**REQUIREMENT:** Retype the whole listing verbatim and keep the pictures out of it.

(Dataset records)
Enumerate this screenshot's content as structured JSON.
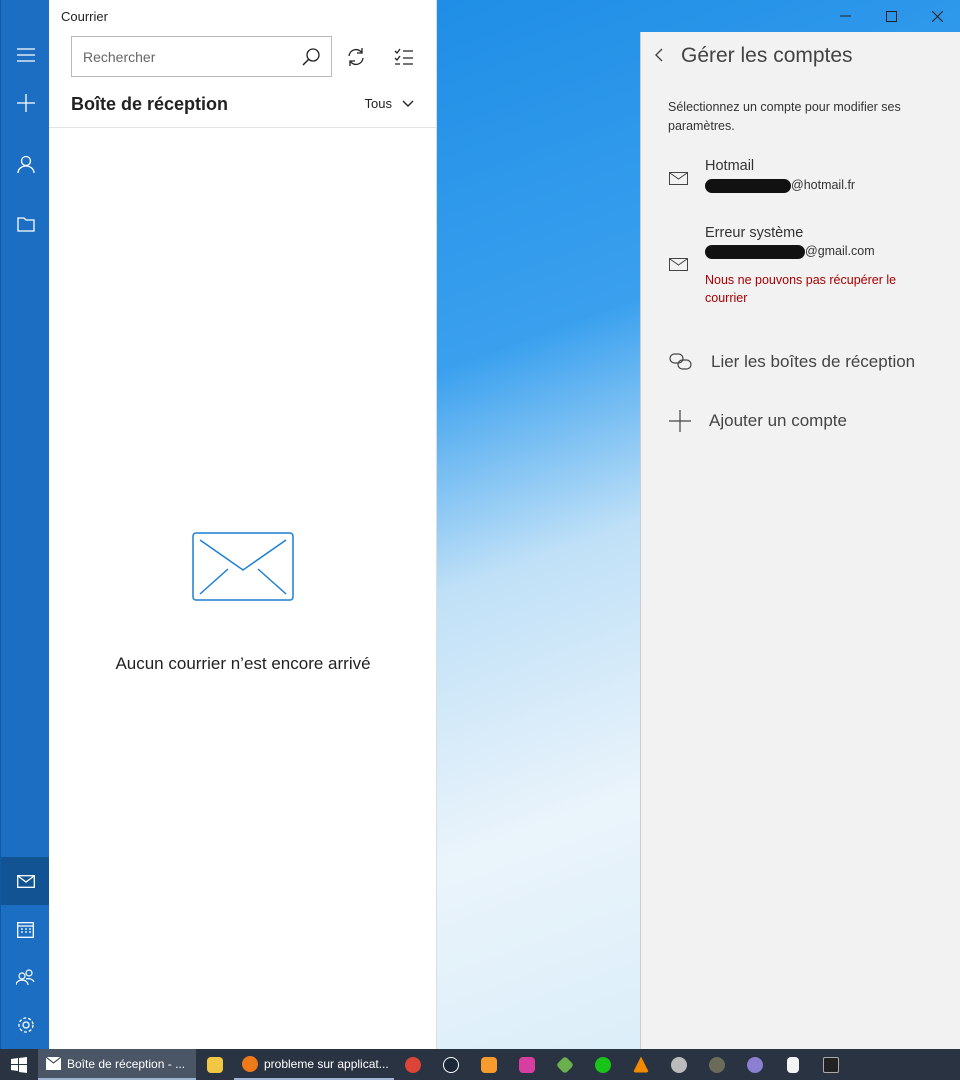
{
  "app": {
    "title": "Courrier"
  },
  "sidebar": {
    "items": [
      {
        "icon": "hamburger-icon"
      },
      {
        "icon": "plus-icon"
      },
      {
        "icon": "person-icon"
      },
      {
        "icon": "folder-icon"
      }
    ],
    "bottom": [
      {
        "icon": "mail-icon",
        "selected": true
      },
      {
        "icon": "calendar-icon"
      },
      {
        "icon": "people-icon"
      },
      {
        "icon": "gear-icon"
      }
    ]
  },
  "search": {
    "placeholder": "Rechercher"
  },
  "inbox": {
    "title": "Boîte de réception",
    "filter": "Tous",
    "empty_message": "Aucun courrier n’est encore arrivé"
  },
  "panel": {
    "title": "Gérer les comptes",
    "description": "Sélectionnez un compte pour modifier ses paramètres.",
    "accounts": [
      {
        "name": "Hotmail",
        "email_suffix": "@hotmail.fr"
      },
      {
        "name": "Erreur système",
        "email_suffix": "@gmail.com",
        "error": "Nous ne pouvons pas récupérer le courrier"
      }
    ],
    "link_inboxes": "Lier les boîtes de réception",
    "add_account": "Ajouter un compte"
  },
  "taskbar": {
    "items": [
      {
        "label": "Boîte de réception - ..."
      },
      {
        "label": "probleme sur applicat..."
      }
    ],
    "colors": {
      "accent": "#1b6ec2",
      "error": "#a80000"
    }
  }
}
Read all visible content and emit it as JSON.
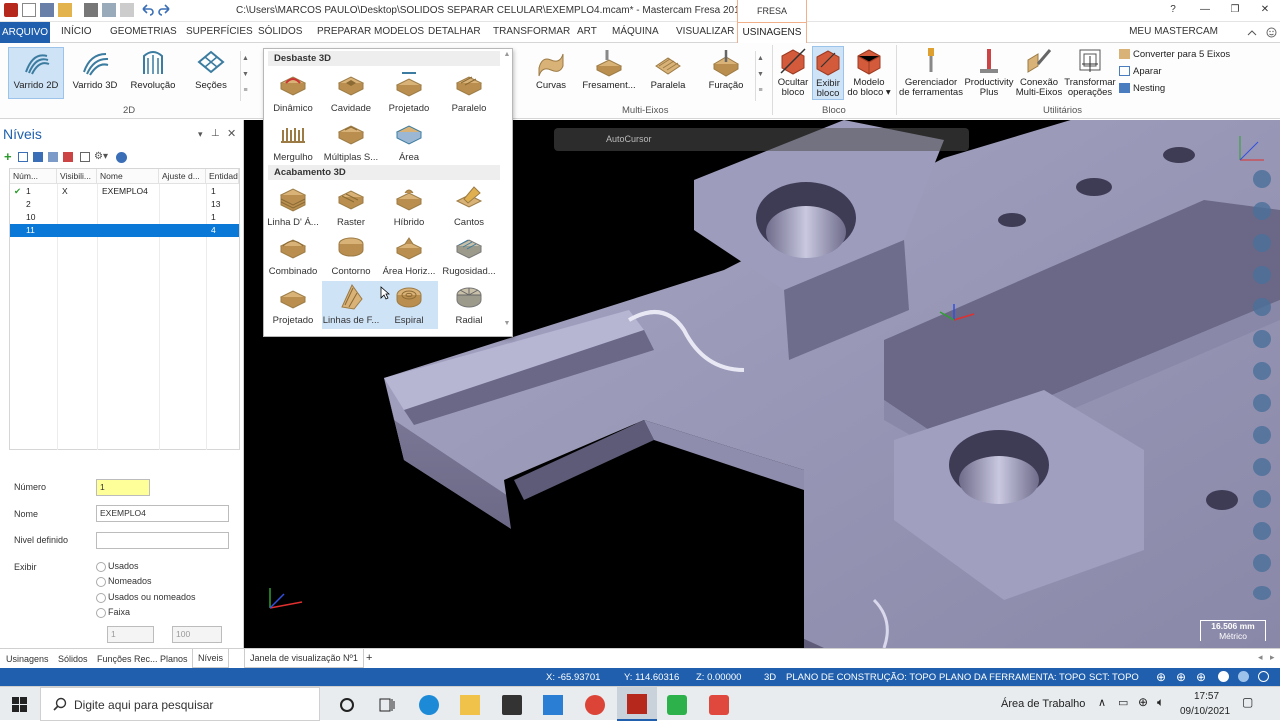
{
  "window": {
    "title": "C:\\Users\\MARCOS PAULO\\Desktop\\SOLIDOS SEPARAR CELULAR\\EXEMPLO4.mcam* - Mastercam Fresa 2018",
    "context_tab": "FRESA"
  },
  "menu": {
    "tabs": [
      "ARQUIVO",
      "INÍCIO",
      "GEOMETRIAS",
      "SUPERFÍCIES",
      "SÓLIDOS",
      "PREPARAR MODELOS",
      "DETALHAR",
      "TRANSFORMAR",
      "ART",
      "MÁQUINA",
      "VISUALIZAR",
      "USINAGENS"
    ],
    "account": "MEU MASTERCAM"
  },
  "ribbon": {
    "group_2d": {
      "label": "2D",
      "buttons": [
        "Varrido 2D",
        "Varrido 3D",
        "Revolução",
        "Seções"
      ]
    },
    "group_multi": {
      "label": "Multi-Eixos",
      "buttons": [
        "Curvas",
        "Fresament...",
        "Paralela",
        "Furação"
      ]
    },
    "group_bloco": {
      "label": "Bloco",
      "buttons": [
        [
          "Ocultar",
          "bloco"
        ],
        [
          "Exibir",
          "bloco"
        ],
        [
          "Modelo",
          "do bloco"
        ]
      ]
    },
    "group_util": {
      "label": "Utilitários",
      "buttons": [
        [
          "Gerenciador",
          "de ferramentas"
        ],
        [
          "Productivity",
          "Plus"
        ],
        [
          "Conexão",
          "Multi-Eixos"
        ],
        [
          "Transformar",
          "operações"
        ]
      ],
      "small": [
        "Converter para 5 Eixos",
        "Aparar",
        "Nesting"
      ]
    }
  },
  "dropdown": {
    "rough": {
      "title": "Desbaste 3D",
      "items": [
        "Dinâmico",
        "Cavidade",
        "Projetado",
        "Paralelo",
        "Mergulho",
        "Múltiplas S...",
        "Área"
      ]
    },
    "finish": {
      "title": "Acabamento 3D",
      "items": [
        "Linha D' Á...",
        "Raster",
        "Híbrido",
        "Cantos",
        "Combinado",
        "Contorno",
        "Área Horiz...",
        "Rugosidad...",
        "Projetado",
        "Linhas de F...",
        "Espiral",
        "Radial"
      ]
    }
  },
  "levels": {
    "title": "Níveis",
    "columns": [
      "Núm...",
      "Visibili...",
      "Nome",
      "Ajuste d...",
      "Entidade"
    ],
    "rows": [
      [
        "1",
        "X",
        "EXEMPLO4",
        "",
        "1"
      ],
      [
        "2",
        "",
        "",
        "",
        "13"
      ],
      [
        "10",
        "",
        "",
        "",
        "1"
      ],
      [
        "11",
        "",
        "",
        "",
        "4"
      ]
    ],
    "props": {
      "numero_label": "Número",
      "numero": "1",
      "nome_label": "Nome",
      "nome": "EXEMPLO4",
      "nivel_def_label": "Nivel definido",
      "nivel_def": "",
      "exibir_label": "Exibir",
      "options": [
        "Usados",
        "Nomeados",
        "Usados ou nomeados",
        "Faixa"
      ],
      "range_from": "1",
      "range_to": "100"
    }
  },
  "viewport": {
    "autocursor": "AutoCursor",
    "scale": "16.506 mm",
    "scale_unit": "Métrico"
  },
  "bottom_tabs": [
    "Usinagens",
    "Sólidos",
    "Funções Rec...",
    "Planos",
    "Níveis"
  ],
  "viewport_tab": "Janela de visualização Nº1",
  "status": {
    "x": "X:    -65.93701",
    "y": "Y:   114.60316",
    "z": "Z:   0.00000",
    "mode": "3D",
    "cplane": "PLANO DE CONSTRUÇÃO: TOPO",
    "tplane": "PLANO DA FERRAMENTA: TOPO",
    "sct": "SCT: TOPO"
  },
  "taskbar": {
    "search": "Digite aqui para pesquisar",
    "desktop": "Área de Trabalho",
    "time": "17:57",
    "date": "09/10/2021"
  },
  "colors": {
    "accent": "#1f5fad",
    "selection": "#0a78d7",
    "viewport_bg": "#000000",
    "part": "#8c8aa8"
  }
}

**RESULT FOR THIS TASK:**
Enumerate this screenshot's content as structured JSON.
{
  "app": {
    "title": "Courrier"
  },
  "sidebar": {
    "items": [
      {
        "icon": "hamburger-icon"
      },
      {
        "icon": "plus-icon"
      },
      {
        "icon": "person-icon"
      },
      {
        "icon": "folder-icon"
      }
    ],
    "bottom": [
      {
        "icon": "mail-icon",
        "selected": true
      },
      {
        "icon": "calendar-icon"
      },
      {
        "icon": "people-icon"
      },
      {
        "icon": "gear-icon"
      }
    ]
  },
  "search": {
    "placeholder": "Rechercher"
  },
  "inbox": {
    "title": "Boîte de réception",
    "filter": "Tous",
    "empty_message": "Aucun courrier n’est encore arrivé"
  },
  "panel": {
    "title": "Gérer les comptes",
    "description": "Sélectionnez un compte pour modifier ses paramètres.",
    "accounts": [
      {
        "name": "Hotmail",
        "email_suffix": "@hotmail.fr"
      },
      {
        "name": "Erreur système",
        "email_suffix": "@gmail.com",
        "error": "Nous ne pouvons pas récupérer le courrier"
      }
    ],
    "link_inboxes": "Lier les boîtes de réception",
    "add_account": "Ajouter un compte"
  },
  "taskbar": {
    "items": [
      {
        "label": "Boîte de réception - ..."
      },
      {
        "label": "probleme sur applicat..."
      }
    ],
    "colors": {
      "accent": "#1b6ec2",
      "error": "#a80000"
    }
  }
}
Read all visible content and emit it as JSON.
{
  "window": {
    "title": "C:\\Users\\MARCOS PAULO\\Desktop\\SOLIDOS SEPARAR CELULAR\\EXEMPLO4.mcam* - Mastercam Fresa 2018",
    "context_tab": "FRESA"
  },
  "menu": {
    "tabs": [
      "ARQUIVO",
      "INÍCIO",
      "GEOMETRIAS",
      "SUPERFÍCIES",
      "SÓLIDOS",
      "PREPARAR MODELOS",
      "DETALHAR",
      "TRANSFORMAR",
      "ART",
      "MÁQUINA",
      "VISUALIZAR",
      "USINAGENS"
    ],
    "account": "MEU MASTERCAM"
  },
  "ribbon": {
    "group_2d": {
      "label": "2D",
      "buttons": [
        "Varrido 2D",
        "Varrido 3D",
        "Revolução",
        "Seções"
      ]
    },
    "group_multi": {
      "label": "Multi-Eixos",
      "buttons": [
        "Curvas",
        "Fresament...",
        "Paralela",
        "Furação"
      ]
    },
    "group_bloco": {
      "label": "Bloco",
      "buttons": [
        [
          "Ocultar",
          "bloco"
        ],
        [
          "Exibir",
          "bloco"
        ],
        [
          "Modelo",
          "do bloco"
        ]
      ]
    },
    "group_util": {
      "label": "Utilitários",
      "buttons": [
        [
          "Gerenciador",
          "de ferramentas"
        ],
        [
          "Productivity",
          "Plus"
        ],
        [
          "Conexão",
          "Multi-Eixos"
        ],
        [
          "Transformar",
          "operações"
        ]
      ],
      "small": [
        "Converter para 5 Eixos",
        "Aparar",
        "Nesting"
      ]
    }
  },
  "dropdown": {
    "rough": {
      "title": "Desbaste 3D",
      "items": [
        "Dinâmico",
        "Cavidade",
        "Projetado",
        "Paralelo",
        "Mergulho",
        "Múltiplas S...",
        "Área"
      ]
    },
    "finish": {
      "title": "Acabamento 3D",
      "items": [
        "Linha D' Á...",
        "Raster",
        "Híbrido",
        "Cantos",
        "Combinado",
        "Contorno",
        "Área Horiz...",
        "Rugosidad...",
        "Projetado",
        "Linhas de F...",
        "Espiral",
        "Radial"
      ]
    }
  },
  "levels": {
    "title": "Níveis",
    "columns": [
      "Núm...",
      "Visibili...",
      "Nome",
      "Ajuste d...",
      "Entidade"
    ],
    "rows": [
      [
        "1",
        "X",
        "EXEMPLO4",
        "",
        "1"
      ],
      [
        "2",
        "",
        "",
        "",
        "13"
      ],
      [
        "10",
        "",
        "",
        "",
        "1"
      ],
      [
        "11",
        "",
        "",
        "",
        "4"
      ]
    ],
    "props": {
      "numero_label": "Número",
      "numero": "1",
      "nome_label": "Nome",
      "nome": "EXEMPLO4",
      "nivel_def_label": "Nivel definido",
      "nivel_def": "",
      "exibir_label": "Exibir",
      "options": [
        "Usados",
        "Nomeados",
        "Usados ou nomeados",
        "Faixa"
      ],
      "range_from": "1",
      "range_to": "100"
    }
  },
  "viewport": {
    "autocursor": "AutoCursor",
    "scale": "16.506 mm",
    "scale_unit": "Métrico"
  },
  "bottom_tabs": [
    "Usinagens",
    "Sólidos",
    "Funções Rec...",
    "Planos",
    "Níveis"
  ],
  "viewport_tab": "Janela de visualização Nº1",
  "status": {
    "x": "X:    -65.93701",
    "y": "Y:   114.60316",
    "z": "Z:   0.00000",
    "mode": "3D",
    "cplane": "PLANO DE CONSTRUÇÃO: TOPO",
    "tplane": "PLANO DA FERRAMENTA: TOPO",
    "sct": "SCT: TOPO"
  },
  "taskbar": {
    "search": "Digite aqui para pesquisar",
    "desktop": "Área de Trabalho",
    "time": "17:57",
    "date": "09/10/2021"
  },
  "colors": {
    "accent": "#1f5fad",
    "selection": "#0a78d7",
    "viewport_bg": "#000000",
    "part": "#8c8aa8"
  }
}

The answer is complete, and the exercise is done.